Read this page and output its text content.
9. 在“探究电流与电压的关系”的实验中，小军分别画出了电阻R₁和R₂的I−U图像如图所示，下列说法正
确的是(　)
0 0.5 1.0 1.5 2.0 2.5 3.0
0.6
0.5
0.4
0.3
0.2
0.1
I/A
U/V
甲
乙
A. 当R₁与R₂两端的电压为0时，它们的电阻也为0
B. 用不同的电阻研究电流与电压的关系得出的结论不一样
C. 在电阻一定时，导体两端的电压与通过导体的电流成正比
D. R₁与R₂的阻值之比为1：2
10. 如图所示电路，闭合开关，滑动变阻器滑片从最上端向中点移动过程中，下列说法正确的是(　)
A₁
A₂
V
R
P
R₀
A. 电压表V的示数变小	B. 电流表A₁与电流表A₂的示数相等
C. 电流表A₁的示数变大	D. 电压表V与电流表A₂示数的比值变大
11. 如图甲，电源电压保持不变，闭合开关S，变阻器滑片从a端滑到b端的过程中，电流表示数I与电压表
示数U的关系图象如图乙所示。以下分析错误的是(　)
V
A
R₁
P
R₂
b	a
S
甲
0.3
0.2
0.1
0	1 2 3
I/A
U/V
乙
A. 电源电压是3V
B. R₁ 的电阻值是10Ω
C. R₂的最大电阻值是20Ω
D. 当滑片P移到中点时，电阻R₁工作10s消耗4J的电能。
----
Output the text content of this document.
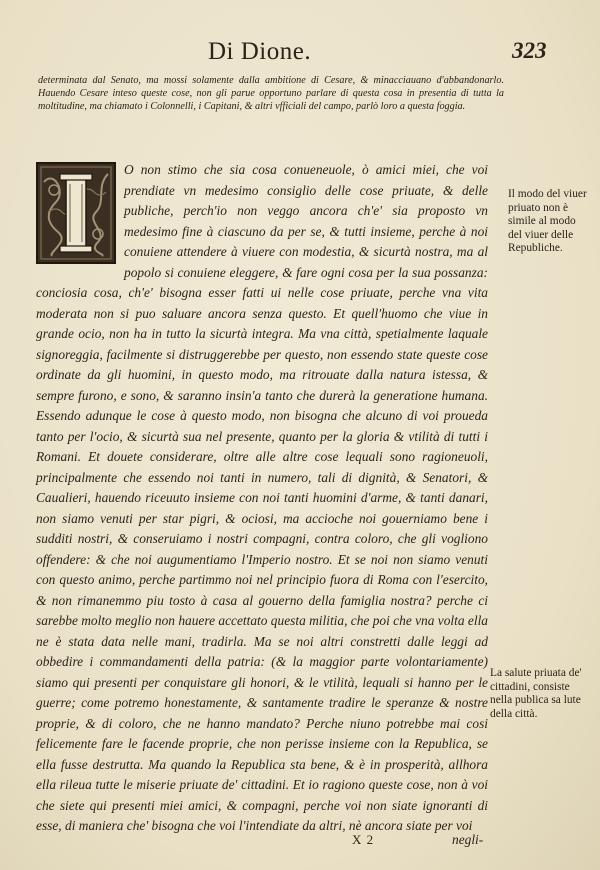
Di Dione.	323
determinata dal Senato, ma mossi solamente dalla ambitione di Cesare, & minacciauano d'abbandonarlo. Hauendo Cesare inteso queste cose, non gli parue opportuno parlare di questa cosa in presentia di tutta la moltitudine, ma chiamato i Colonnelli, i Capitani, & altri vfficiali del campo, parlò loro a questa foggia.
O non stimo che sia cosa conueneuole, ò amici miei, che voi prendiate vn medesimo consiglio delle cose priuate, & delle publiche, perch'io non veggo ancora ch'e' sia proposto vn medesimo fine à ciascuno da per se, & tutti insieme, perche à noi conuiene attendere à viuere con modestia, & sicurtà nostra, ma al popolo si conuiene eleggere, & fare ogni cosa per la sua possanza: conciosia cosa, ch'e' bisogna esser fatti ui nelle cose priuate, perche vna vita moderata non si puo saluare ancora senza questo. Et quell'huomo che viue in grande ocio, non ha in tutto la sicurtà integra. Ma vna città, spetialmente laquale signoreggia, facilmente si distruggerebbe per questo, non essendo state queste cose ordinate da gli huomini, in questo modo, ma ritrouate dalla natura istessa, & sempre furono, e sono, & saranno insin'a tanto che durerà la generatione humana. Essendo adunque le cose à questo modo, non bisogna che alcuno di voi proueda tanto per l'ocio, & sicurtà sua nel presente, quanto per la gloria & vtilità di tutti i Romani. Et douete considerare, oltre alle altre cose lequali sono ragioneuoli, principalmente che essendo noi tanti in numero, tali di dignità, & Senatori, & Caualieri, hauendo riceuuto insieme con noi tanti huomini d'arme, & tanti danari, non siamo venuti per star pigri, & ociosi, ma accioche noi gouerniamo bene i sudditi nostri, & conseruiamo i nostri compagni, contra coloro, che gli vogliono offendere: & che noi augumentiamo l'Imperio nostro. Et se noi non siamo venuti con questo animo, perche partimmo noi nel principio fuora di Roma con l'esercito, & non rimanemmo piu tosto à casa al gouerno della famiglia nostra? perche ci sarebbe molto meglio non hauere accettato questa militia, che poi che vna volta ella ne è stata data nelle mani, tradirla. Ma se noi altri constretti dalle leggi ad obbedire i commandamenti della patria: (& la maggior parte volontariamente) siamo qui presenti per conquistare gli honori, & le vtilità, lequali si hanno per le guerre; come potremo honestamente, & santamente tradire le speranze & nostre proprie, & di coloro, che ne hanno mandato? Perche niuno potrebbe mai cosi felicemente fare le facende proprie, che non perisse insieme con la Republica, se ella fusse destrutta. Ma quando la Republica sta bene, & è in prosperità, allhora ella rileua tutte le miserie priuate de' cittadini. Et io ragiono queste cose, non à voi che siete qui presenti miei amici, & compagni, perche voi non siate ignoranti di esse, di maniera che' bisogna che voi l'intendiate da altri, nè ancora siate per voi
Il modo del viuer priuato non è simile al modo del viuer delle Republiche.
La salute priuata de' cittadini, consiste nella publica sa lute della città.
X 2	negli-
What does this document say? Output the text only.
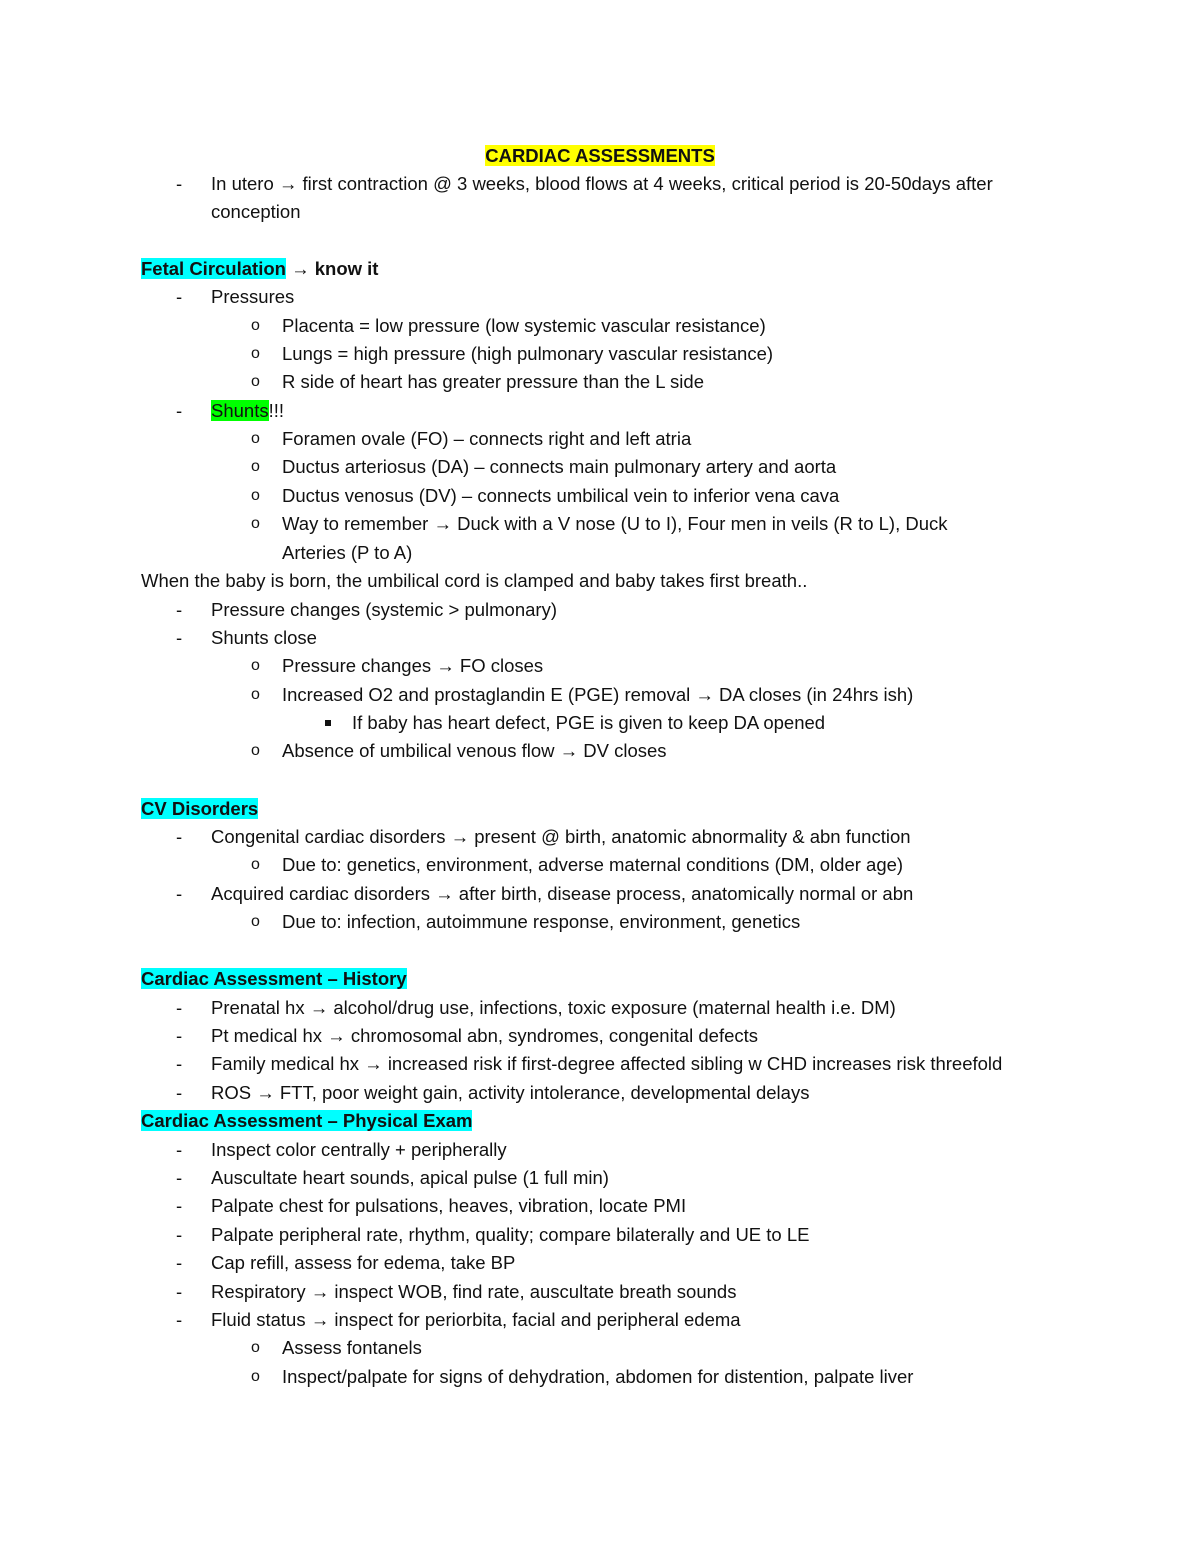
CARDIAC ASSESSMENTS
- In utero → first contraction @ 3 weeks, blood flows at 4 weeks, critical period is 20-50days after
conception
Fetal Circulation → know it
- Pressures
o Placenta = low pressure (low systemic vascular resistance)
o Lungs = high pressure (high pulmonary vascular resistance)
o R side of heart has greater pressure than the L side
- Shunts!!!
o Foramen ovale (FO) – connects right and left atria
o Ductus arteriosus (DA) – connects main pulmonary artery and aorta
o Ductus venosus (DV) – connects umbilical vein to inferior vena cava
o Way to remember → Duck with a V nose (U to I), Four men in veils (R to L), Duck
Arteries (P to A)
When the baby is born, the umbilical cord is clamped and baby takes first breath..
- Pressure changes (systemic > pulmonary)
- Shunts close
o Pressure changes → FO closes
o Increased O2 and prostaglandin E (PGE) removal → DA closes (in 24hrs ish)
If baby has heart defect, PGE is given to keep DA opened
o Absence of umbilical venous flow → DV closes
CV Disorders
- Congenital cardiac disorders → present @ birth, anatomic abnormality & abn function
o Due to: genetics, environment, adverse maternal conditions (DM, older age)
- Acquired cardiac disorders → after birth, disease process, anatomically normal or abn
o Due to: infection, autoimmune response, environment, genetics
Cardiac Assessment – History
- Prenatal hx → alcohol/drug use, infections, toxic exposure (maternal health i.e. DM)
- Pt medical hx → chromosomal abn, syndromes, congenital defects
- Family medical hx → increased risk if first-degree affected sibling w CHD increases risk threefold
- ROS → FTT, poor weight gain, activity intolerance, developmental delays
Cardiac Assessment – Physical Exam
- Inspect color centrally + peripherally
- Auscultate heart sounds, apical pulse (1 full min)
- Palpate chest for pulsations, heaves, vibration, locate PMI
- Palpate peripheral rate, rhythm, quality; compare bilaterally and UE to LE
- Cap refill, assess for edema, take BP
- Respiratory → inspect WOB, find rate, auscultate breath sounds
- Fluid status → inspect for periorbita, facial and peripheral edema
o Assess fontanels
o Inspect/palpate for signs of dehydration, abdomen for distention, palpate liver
----
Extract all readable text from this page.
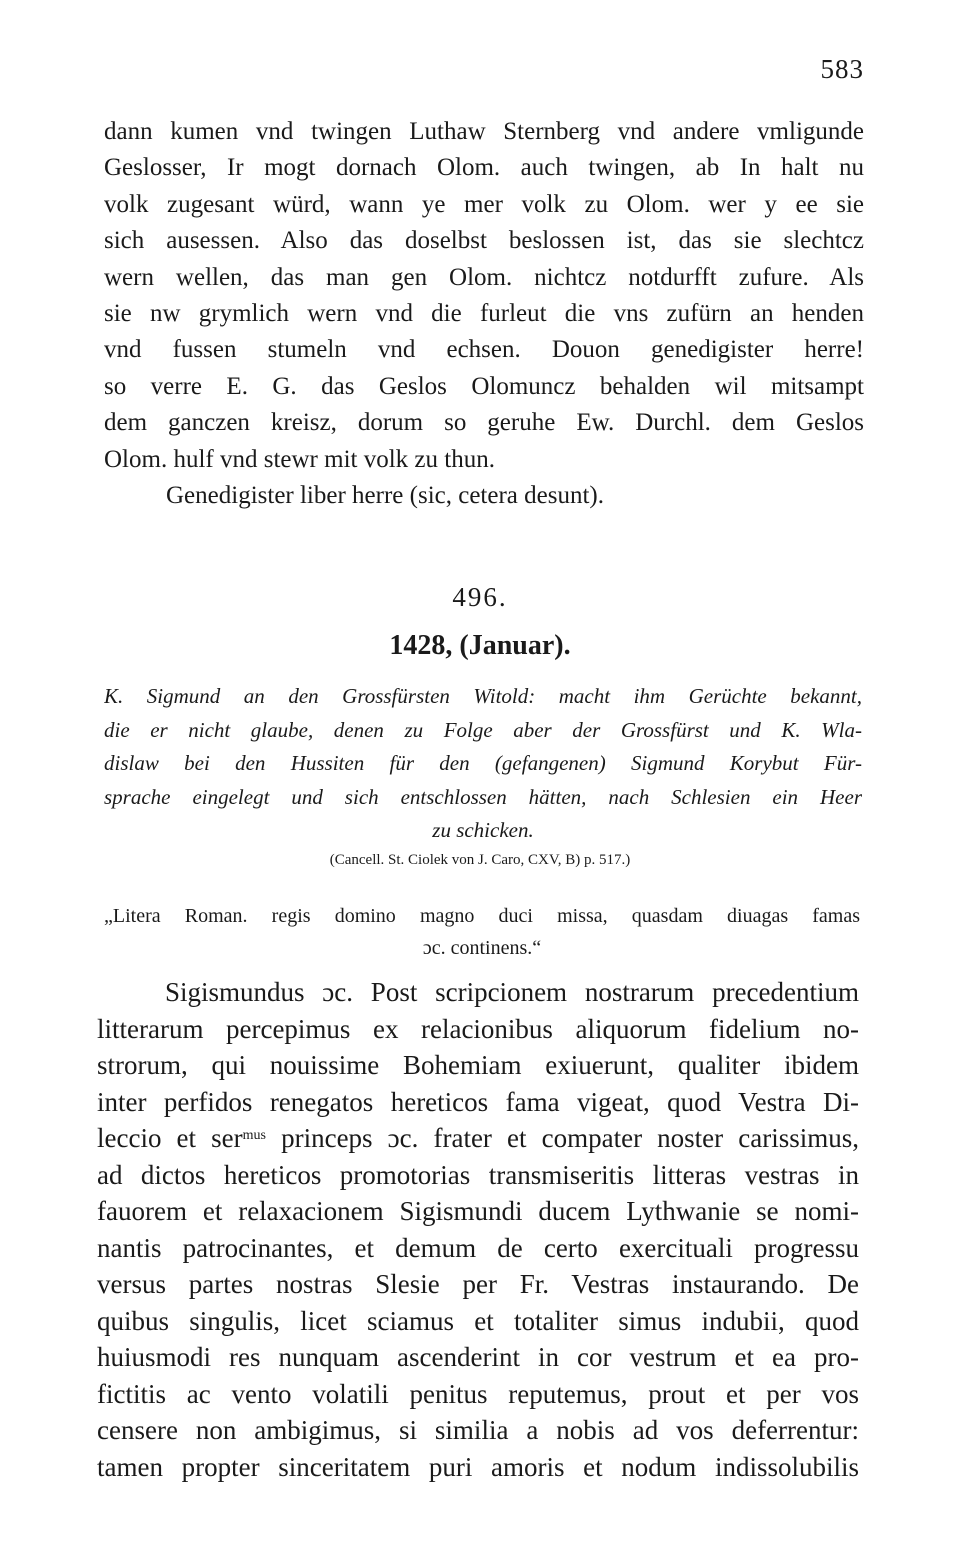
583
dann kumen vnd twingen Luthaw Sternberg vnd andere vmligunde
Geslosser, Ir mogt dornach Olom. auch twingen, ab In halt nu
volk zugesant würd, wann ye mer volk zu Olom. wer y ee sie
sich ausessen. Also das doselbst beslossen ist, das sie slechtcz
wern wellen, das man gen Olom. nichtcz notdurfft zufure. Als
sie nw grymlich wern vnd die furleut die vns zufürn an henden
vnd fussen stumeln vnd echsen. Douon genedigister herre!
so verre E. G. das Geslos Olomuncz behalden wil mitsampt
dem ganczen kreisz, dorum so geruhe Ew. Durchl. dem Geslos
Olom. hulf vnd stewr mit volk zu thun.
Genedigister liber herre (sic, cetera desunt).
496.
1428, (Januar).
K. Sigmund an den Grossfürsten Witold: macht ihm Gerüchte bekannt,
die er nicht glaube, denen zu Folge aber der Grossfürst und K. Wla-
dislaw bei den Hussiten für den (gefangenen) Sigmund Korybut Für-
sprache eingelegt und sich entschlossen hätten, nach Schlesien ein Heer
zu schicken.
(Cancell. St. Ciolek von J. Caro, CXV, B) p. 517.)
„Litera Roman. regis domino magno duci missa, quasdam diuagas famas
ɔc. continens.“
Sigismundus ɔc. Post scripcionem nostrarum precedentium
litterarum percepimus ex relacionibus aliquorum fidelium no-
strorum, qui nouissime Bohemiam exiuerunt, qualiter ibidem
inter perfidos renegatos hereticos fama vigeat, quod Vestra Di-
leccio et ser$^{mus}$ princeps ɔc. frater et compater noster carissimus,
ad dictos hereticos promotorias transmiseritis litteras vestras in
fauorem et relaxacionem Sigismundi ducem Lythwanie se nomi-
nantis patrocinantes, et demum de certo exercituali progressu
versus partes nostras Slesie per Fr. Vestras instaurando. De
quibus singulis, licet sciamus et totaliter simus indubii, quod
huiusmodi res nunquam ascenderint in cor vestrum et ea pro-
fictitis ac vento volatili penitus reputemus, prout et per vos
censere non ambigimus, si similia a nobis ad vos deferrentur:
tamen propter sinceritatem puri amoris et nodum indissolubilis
----
The task —
Scan the records above, count the lines with "this" in them, and give only the number.

Complete output —
4